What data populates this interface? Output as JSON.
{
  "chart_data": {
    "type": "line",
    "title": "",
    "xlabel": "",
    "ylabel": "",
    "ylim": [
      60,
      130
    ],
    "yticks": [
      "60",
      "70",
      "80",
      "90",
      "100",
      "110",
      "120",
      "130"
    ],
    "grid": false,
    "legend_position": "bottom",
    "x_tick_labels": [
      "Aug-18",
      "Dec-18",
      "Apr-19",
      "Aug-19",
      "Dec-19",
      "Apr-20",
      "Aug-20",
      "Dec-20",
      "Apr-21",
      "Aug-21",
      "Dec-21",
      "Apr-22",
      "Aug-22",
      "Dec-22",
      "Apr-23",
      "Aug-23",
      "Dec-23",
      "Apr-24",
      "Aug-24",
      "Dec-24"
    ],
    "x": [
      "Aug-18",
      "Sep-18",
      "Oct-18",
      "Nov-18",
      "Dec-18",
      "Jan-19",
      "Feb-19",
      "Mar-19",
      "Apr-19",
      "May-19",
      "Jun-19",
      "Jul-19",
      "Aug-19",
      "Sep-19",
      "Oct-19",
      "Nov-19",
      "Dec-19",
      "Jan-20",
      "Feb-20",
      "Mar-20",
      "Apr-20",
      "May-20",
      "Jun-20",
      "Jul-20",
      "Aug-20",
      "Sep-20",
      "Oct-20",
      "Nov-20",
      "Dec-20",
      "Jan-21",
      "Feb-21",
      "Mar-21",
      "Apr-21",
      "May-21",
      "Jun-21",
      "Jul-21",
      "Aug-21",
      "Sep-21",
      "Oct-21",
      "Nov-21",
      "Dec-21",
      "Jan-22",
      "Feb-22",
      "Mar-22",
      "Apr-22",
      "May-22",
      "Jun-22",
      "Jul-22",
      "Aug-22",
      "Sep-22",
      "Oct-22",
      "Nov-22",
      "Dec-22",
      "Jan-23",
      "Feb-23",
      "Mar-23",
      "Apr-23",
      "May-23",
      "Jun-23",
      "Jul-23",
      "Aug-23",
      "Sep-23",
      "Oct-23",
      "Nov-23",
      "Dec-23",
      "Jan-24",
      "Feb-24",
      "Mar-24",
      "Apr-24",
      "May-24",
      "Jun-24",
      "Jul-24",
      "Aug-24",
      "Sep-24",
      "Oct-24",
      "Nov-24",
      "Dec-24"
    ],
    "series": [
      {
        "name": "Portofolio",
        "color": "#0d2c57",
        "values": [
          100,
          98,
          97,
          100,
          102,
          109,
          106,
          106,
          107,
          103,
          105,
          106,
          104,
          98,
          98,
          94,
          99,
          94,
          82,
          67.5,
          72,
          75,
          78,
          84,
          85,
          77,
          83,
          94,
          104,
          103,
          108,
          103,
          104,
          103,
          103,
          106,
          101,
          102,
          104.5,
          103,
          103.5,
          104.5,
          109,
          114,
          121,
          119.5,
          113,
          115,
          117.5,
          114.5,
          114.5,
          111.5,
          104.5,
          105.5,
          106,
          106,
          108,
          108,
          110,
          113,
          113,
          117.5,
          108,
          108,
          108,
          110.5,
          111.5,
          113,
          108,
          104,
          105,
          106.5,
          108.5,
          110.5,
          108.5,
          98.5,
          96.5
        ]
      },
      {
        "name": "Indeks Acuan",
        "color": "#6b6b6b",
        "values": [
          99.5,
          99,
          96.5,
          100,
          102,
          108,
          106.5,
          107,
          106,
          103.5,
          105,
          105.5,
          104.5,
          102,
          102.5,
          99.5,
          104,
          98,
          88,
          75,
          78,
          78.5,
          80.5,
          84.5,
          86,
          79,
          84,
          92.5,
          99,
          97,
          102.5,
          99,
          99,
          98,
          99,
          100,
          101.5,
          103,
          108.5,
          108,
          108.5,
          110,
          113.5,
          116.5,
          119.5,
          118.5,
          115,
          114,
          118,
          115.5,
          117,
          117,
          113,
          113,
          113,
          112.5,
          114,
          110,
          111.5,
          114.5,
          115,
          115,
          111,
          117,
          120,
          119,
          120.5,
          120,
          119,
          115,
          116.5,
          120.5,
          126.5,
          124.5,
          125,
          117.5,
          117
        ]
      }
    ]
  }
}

+++

→ **Direction**
Reproduce the full listing above, character for character.

→ **Answer to the problem**
What data populates this interface? Output as JSON.
{
  "chart_data": {
    "type": "line",
    "title": "",
    "xlabel": "",
    "ylabel": "",
    "ylim": [
      60,
      130
    ],
    "yticks": [
      "60",
      "70",
      "80",
      "90",
      "100",
      "110",
      "120",
      "130"
    ],
    "grid": false,
    "legend_position": "bottom",
    "x_tick_labels": [
      "Aug-18",
      "Dec-18",
      "Apr-19",
      "Aug-19",
      "Dec-19",
      "Apr-20",
      "Aug-20",
      "Dec-20",
      "Apr-21",
      "Aug-21",
      "Dec-21",
      "Apr-22",
      "Aug-22",
      "Dec-22",
      "Apr-23",
      "Aug-23",
      "Dec-23",
      "Apr-24",
      "Aug-24",
      "Dec-24"
    ],
    "x": [
      "Aug-18",
      "Sep-18",
      "Oct-18",
      "Nov-18",
      "Dec-18",
      "Jan-19",
      "Feb-19",
      "Mar-19",
      "Apr-19",
      "May-19",
      "Jun-19",
      "Jul-19",
      "Aug-19",
      "Sep-19",
      "Oct-19",
      "Nov-19",
      "Dec-19",
      "Jan-20",
      "Feb-20",
      "Mar-20",
      "Apr-20",
      "May-20",
      "Jun-20",
      "Jul-20",
      "Aug-20",
      "Sep-20",
      "Oct-20",
      "Nov-20",
      "Dec-20",
      "Jan-21",
      "Feb-21",
      "Mar-21",
      "Apr-21",
      "May-21",
      "Jun-21",
      "Jul-21",
      "Aug-21",
      "Sep-21",
      "Oct-21",
      "Nov-21",
      "Dec-21",
      "Jan-22",
      "Feb-22",
      "Mar-22",
      "Apr-22",
      "May-22",
      "Jun-22",
      "Jul-22",
      "Aug-22",
      "Sep-22",
      "Oct-22",
      "Nov-22",
      "Dec-22",
      "Jan-23",
      "Feb-23",
      "Mar-23",
      "Apr-23",
      "May-23",
      "Jun-23",
      "Jul-23",
      "Aug-23",
      "Sep-23",
      "Oct-23",
      "Nov-23",
      "Dec-23",
      "Jan-24",
      "Feb-24",
      "Mar-24",
      "Apr-24",
      "May-24",
      "Jun-24",
      "Jul-24",
      "Aug-24",
      "Sep-24",
      "Oct-24",
      "Nov-24",
      "Dec-24"
    ],
    "series": [
      {
        "name": "Portofolio",
        "color": "#0d2c57",
        "values": [
          100,
          98,
          97,
          100,
          102,
          109,
          106,
          106,
          107,
          103,
          105,
          106,
          104,
          98,
          98,
          94,
          99,
          94,
          82,
          67.5,
          72,
          75,
          78,
          84,
          85,
          77,
          83,
          94,
          104,
          103,
          108,
          103,
          104,
          103,
          103,
          106,
          101,
          102,
          104.5,
          103,
          103.5,
          104.5,
          109,
          114,
          121,
          119.5,
          113,
          115,
          117.5,
          114.5,
          114.5,
          111.5,
          104.5,
          105.5,
          106,
          106,
          108,
          108,
          110,
          113,
          113,
          117.5,
          108,
          108,
          108,
          110.5,
          111.5,
          113,
          108,
          104,
          105,
          106.5,
          108.5,
          110.5,
          108.5,
          98.5,
          96.5
        ]
      },
      {
        "name": "Indeks Acuan",
        "color": "#6b6b6b",
        "values": [
          99.5,
          99,
          96.5,
          100,
          102,
          108,
          106.5,
          107,
          106,
          103.5,
          105,
          105.5,
          104.5,
          102,
          102.5,
          99.5,
          104,
          98,
          88,
          75,
          78,
          78.5,
          80.5,
          84.5,
          86,
          79,
          84,
          92.5,
          99,
          97,
          102.5,
          99,
          99,
          98,
          99,
          100,
          101.5,
          103,
          108.5,
          108,
          108.5,
          110,
          113.5,
          116.5,
          119.5,
          118.5,
          115,
          114,
          118,
          115.5,
          117,
          117,
          113,
          113,
          113,
          112.5,
          114,
          110,
          111.5,
          114.5,
          115,
          115,
          111,
          117,
          120,
          119,
          120.5,
          120,
          119,
          115,
          116.5,
          120.5,
          126.5,
          124.5,
          125,
          117.5,
          117
        ]
      }
    ]
  }
}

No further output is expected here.